[Begin Exercise input]
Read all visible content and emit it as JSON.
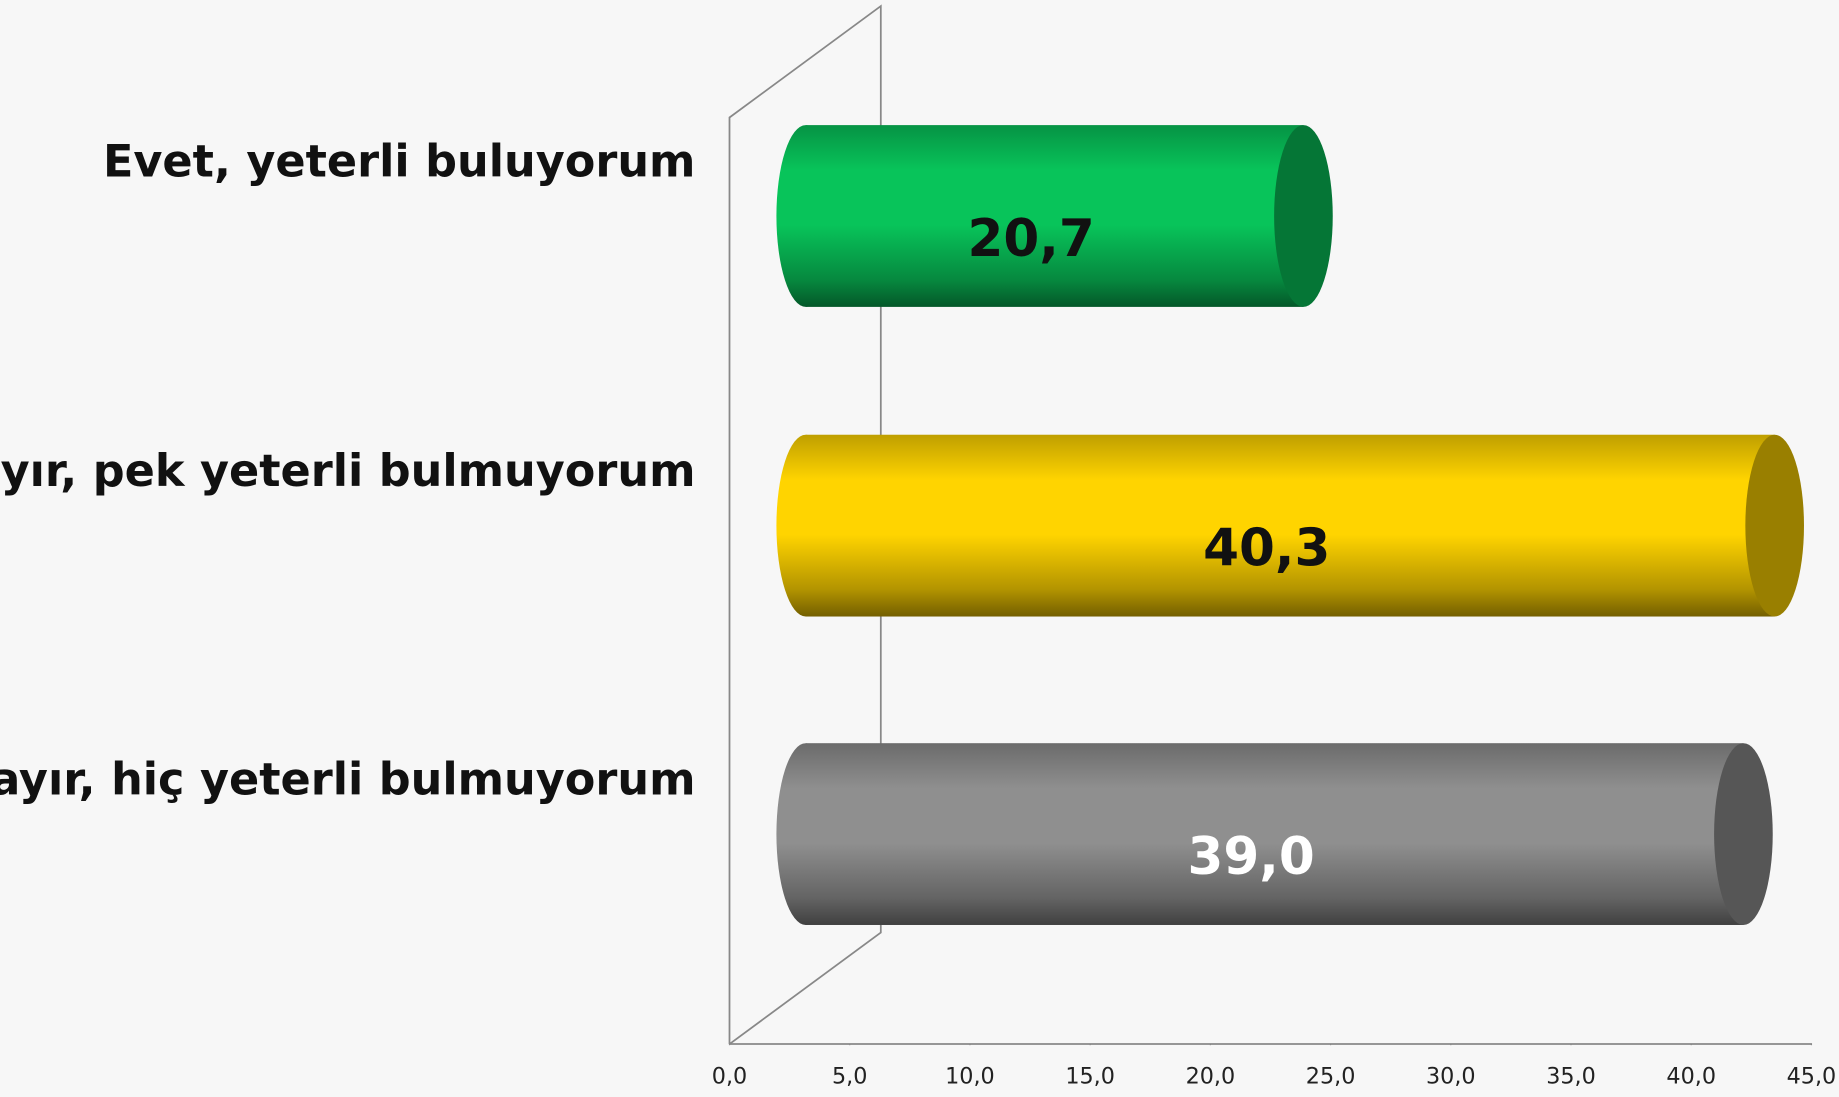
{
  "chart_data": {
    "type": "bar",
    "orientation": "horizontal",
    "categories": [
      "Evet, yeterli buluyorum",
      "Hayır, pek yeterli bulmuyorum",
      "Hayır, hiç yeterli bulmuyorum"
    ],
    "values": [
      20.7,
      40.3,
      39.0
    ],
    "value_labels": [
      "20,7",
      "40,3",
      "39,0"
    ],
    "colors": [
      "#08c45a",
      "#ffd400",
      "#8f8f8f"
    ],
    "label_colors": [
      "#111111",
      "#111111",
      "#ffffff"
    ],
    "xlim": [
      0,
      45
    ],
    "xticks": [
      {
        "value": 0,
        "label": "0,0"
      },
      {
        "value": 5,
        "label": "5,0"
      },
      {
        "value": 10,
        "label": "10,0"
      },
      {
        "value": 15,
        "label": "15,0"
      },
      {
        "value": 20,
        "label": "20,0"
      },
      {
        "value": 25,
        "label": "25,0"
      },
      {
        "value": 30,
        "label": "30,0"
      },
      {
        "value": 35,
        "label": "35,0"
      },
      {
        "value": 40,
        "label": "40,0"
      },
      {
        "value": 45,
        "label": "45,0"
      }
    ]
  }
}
[End Exercise input]
Exercise prompt ->
Read the data above and pull out each line that holds the string "bulmuyorum".

Answer to this exercise ->
      "Hayır, pek yeterli bulmuyorum",
      "Hayır, hiç yeterli bulmuyorum"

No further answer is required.